** Begin EXTRACTED DATA **
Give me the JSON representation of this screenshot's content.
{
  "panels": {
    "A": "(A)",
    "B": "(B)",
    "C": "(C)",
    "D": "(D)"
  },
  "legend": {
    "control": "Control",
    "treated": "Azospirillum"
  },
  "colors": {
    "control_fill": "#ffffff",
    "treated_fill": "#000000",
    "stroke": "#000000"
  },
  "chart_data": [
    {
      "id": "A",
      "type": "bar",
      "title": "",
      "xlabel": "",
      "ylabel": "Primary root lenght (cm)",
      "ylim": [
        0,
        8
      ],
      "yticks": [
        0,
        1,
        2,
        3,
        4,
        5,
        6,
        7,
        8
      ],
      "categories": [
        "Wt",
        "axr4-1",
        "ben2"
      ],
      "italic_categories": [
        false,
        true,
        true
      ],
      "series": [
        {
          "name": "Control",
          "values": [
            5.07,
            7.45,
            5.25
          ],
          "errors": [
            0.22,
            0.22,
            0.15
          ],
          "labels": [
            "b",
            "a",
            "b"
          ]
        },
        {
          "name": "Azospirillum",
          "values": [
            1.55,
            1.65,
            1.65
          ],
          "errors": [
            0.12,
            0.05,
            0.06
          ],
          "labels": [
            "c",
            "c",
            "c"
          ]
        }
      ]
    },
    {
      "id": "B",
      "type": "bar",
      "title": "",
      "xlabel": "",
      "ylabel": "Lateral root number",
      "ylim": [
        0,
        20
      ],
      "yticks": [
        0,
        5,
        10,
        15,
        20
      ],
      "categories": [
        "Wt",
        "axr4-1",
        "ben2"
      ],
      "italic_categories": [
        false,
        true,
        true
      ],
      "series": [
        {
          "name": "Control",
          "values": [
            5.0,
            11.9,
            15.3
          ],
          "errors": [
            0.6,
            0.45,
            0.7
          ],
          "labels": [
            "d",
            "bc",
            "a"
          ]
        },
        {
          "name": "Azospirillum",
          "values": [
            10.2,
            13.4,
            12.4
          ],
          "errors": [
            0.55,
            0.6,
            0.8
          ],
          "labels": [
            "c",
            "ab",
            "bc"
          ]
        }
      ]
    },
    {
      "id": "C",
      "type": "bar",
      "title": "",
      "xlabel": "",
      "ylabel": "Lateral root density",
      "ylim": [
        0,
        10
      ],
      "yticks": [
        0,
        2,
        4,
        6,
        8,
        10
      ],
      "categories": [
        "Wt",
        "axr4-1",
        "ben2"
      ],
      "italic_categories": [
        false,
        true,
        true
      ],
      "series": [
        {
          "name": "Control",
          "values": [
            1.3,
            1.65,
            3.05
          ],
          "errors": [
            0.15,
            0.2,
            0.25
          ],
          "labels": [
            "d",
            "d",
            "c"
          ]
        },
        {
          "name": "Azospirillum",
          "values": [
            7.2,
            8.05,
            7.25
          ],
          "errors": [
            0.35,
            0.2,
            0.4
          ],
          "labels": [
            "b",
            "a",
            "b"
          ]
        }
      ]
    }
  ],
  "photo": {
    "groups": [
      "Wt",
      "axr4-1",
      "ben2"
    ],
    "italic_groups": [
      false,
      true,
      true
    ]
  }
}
** End EXTRACTED DATA **
→ DIRECTIONS
Return every line in the listing that contains the word "Lateral".

→ FINISHED EXERCISE
      "ylabel": "Lateral root number",
      "ylabel": "Lateral root density",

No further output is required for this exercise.